+++ Source material
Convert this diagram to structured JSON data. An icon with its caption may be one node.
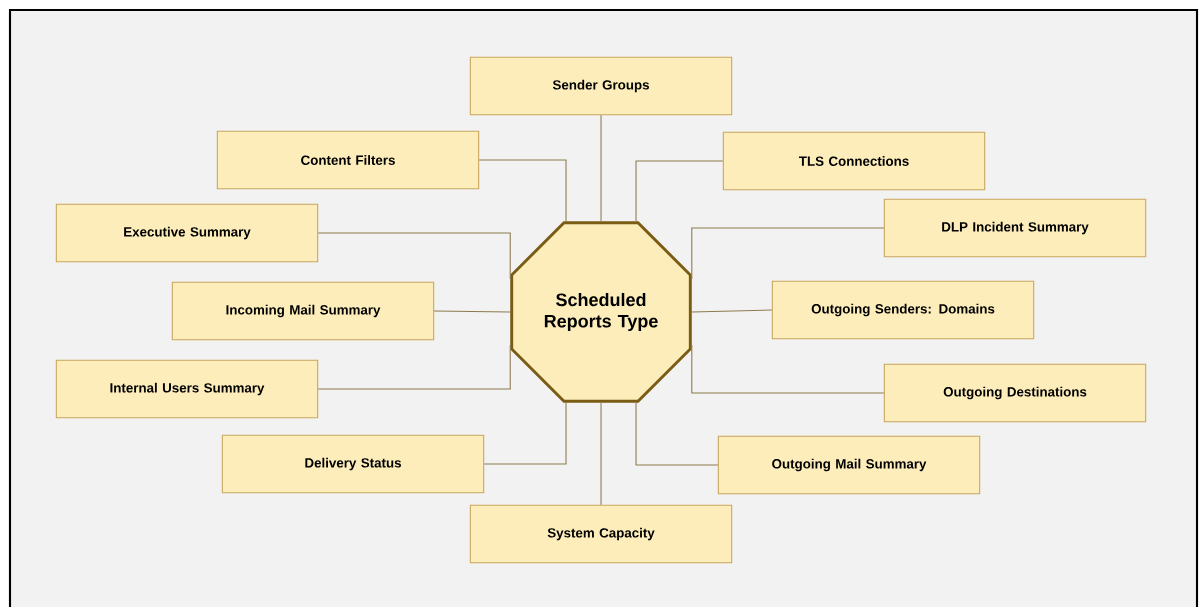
{
  "diagram": {
    "nodes": [
      {
        "text": [
          "Scheduled Reports Type"
        ]
      },
      {
        "text": [
          "Sender Groups"
        ]
      },
      {
        "text": [
          "Content Filters"
        ]
      },
      {
        "text": [
          "TLS Connections"
        ]
      },
      {
        "text": [
          "Executive Summary"
        ]
      },
      {
        "text": [
          "DLP Incident Summary"
        ]
      },
      {
        "text": [
          "Incoming Mail Summary"
        ]
      },
      {
        "text": [
          "Outgoing Senders: Domains"
        ]
      },
      {
        "text": [
          "Internal Users Summary"
        ]
      },
      {
        "text": [
          "Outgoing Destinations"
        ]
      },
      {
        "text": [
          "Delivery Status"
        ]
      },
      {
        "text": [
          "Outgoing Mail Summary"
        ]
      },
      {
        "text": [
          "System Capacity"
        ]
      }
    ],
    "edges": [
      {
        "from": 0,
        "to": 1,
        "arrow": "none"
      },
      {
        "from": 0,
        "to": 2,
        "arrow": "none"
      },
      {
        "from": 0,
        "to": 3,
        "arrow": "none"
      },
      {
        "from": 0,
        "to": 4,
        "arrow": "none"
      },
      {
        "from": 0,
        "to": 5,
        "arrow": "none"
      },
      {
        "from": 0,
        "to": 6,
        "arrow": "none"
      },
      {
        "from": 0,
        "to": 7,
        "arrow": "none"
      },
      {
        "from": 0,
        "to": 8,
        "arrow": "none"
      },
      {
        "from": 0,
        "to": 9,
        "arrow": "none"
      },
      {
        "from": 0,
        "to": 10,
        "arrow": "none"
      },
      {
        "from": 0,
        "to": 11,
        "arrow": "none"
      },
      {
        "from": 0,
        "to": 12,
        "arrow": "none"
      }
    ]
  }
}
++++++
◆ **Description of the task**: Count the lines above that contain the word "Outgoing". Give only the number.

◆ **Finished exercise**: 3